◆ PAGE EXTRACT:
^^^^
15 February 2012

Valentine's Day: Full of rose petals and corny cards

Unless you've been hiding away with a packet of Maltesers avoiding the day or been hanging out with Lance Armstrong on the moon, you will know that yesterday was the big day, no Christmas hasn't come around again and nor does Asos have a 90% sale on, I'm talking about Valentine's Day. February the 14th can fill people with dread and make them go and buy a Bridget Jones boxset and a box of Fox's biscuits to cry into. Or it can fill you with happiness of celebrating your oh so perfect relationship with your boyfriend and being excited about what you will receive from him and wonder whether all that leaving magazine pages open and sticking pictures of your favourite perfume on the fridge have paid off.
For men it fills them with panic when they realize at 4pm on February the 13th that tomorrow is the big day and they haven't even gota card. The next step involves a hurried trip down Oxford Street to get their girl the perfect present, or at least something that will not make their girl want to break up with them, a hoover is just out of the question, regardless whether it has turbo power or not.

So when did this mix of emotions and rushing to the shops to get anything better then a toaster start? It can be taken back to Ancient Rome when between the 13th-15th February people celebrated the pagan fertility festival called Lupercalia, which was a celebration of love. It is believed that young men would strip naked and use goat or dog skin whips to hit the bottoms of young women in order to improve their fertility, sounds like the Ancient Rome's version of bondage. How whipping a girl would improve her popping a kid out ability I do not know.
In 496 AD Pope Gelasius turned Lupercalia into a Christian feast day and set the date as the 14th, maybe a football match was on the other days or something or a good episode of Eastenders was on. The pope made the feast day in honour of St Valentine, a Roman martyr who lived in the 3rd Century, this is the man that Valentine's Day is meant to honour, although I doubt anyone has honoured him on this day for about 300 years, jewellery and chocolate are just so much more appealing.
^^^^
◆ DATASET EXTRACT:
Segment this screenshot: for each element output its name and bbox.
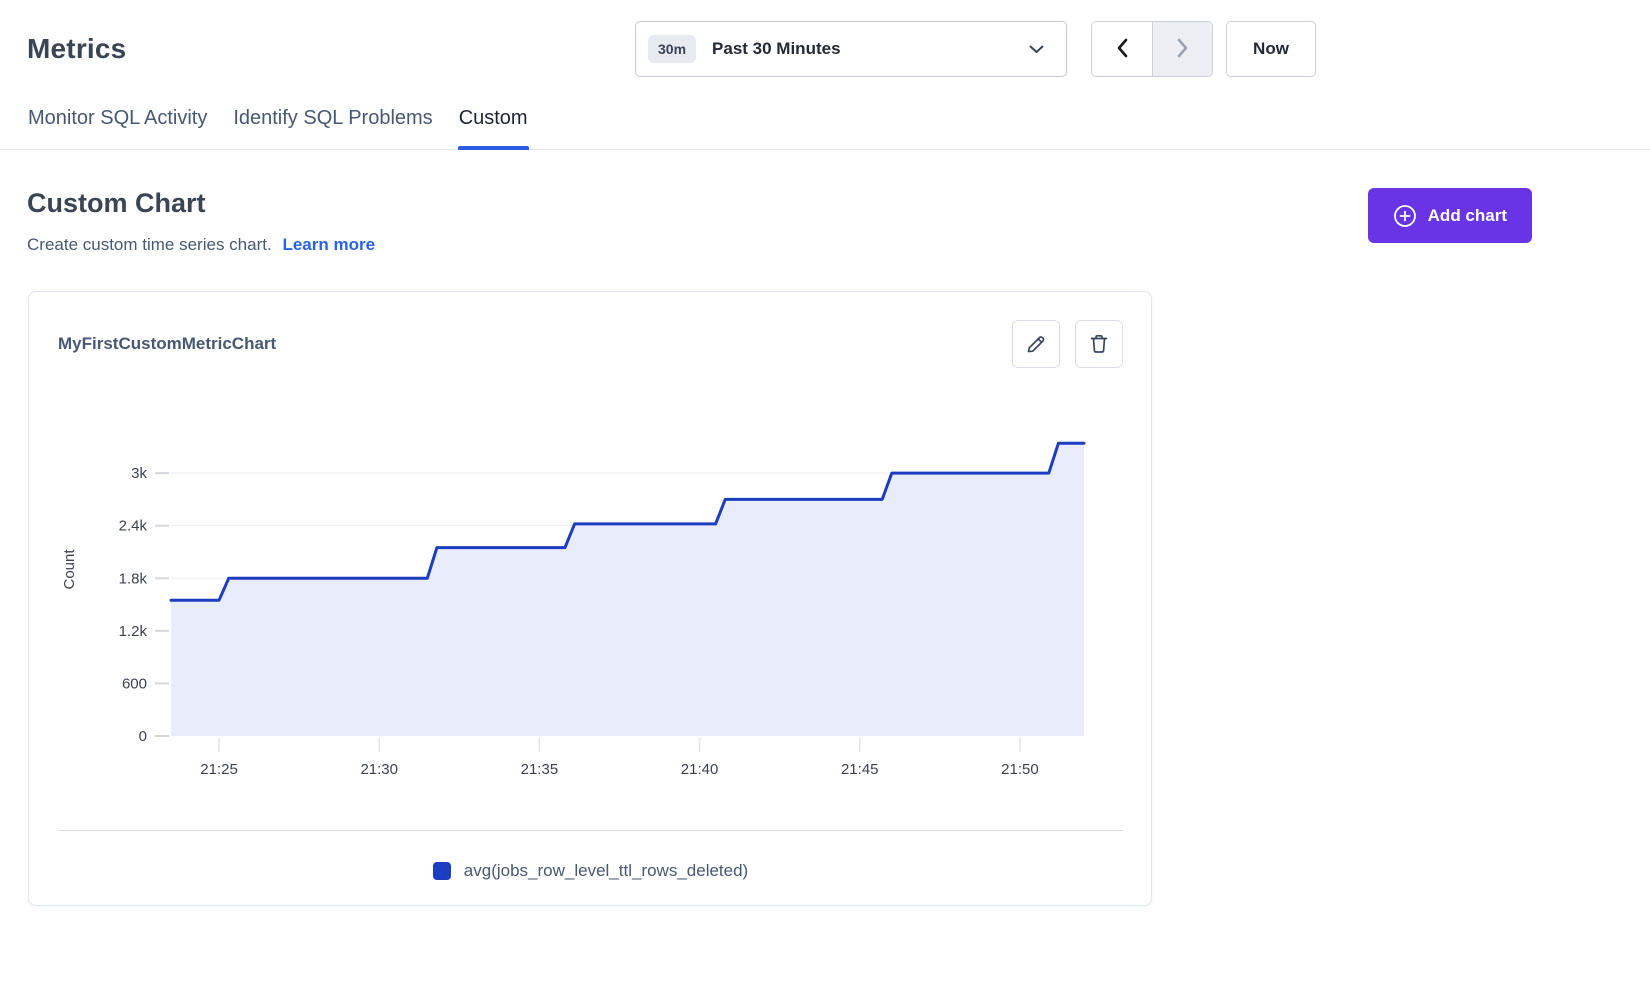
^^^^
◆ PROBLEM SET:
a - Print the passage of the Valentine's Day post starting with "Unless you've been" and going on through "have paid off.".
b - Answer yes or no to whether each statement agrees with the Valentine's Day post, and quote the words that decide it: (i) Lupercalia was celebrated between the 13th and 15th of February; (ii) Pope Gelasius set the feast day's date as the 15th; (iii) St Valentine lived in the 5th Century.

◆ ANSWERS TO THE TASKS:
a -
Unless you've been hiding away with a packet of Maltesers avoiding the day or been hanging out with Lance Armstrong on the moon, you will know that yesterday was the big day, no Christmas hasn't come around again and nor does Asos have a 90% sale on, I'm talking about Valentine's Day. February the 14th can fill people with dread and make them go and buy a Bridget Jones boxset and a box of Fox's biscuits to cry into. Or it can fill you with happiness of celebrating your oh so perfect relationship with your boyfriend and being excited about what you will receive from him and wonder whether all that leaving magazine pages open and sticking pictures of your favourite perfume on the fridge have paid off.

b -
(i) Yes: "between the 13th-15th February people celebrated the pagan fertility festival called Lupercalia"
(ii) No: "set the date as the 14th"
(iii) No: "a Roman martyr who lived in the 3rd Century"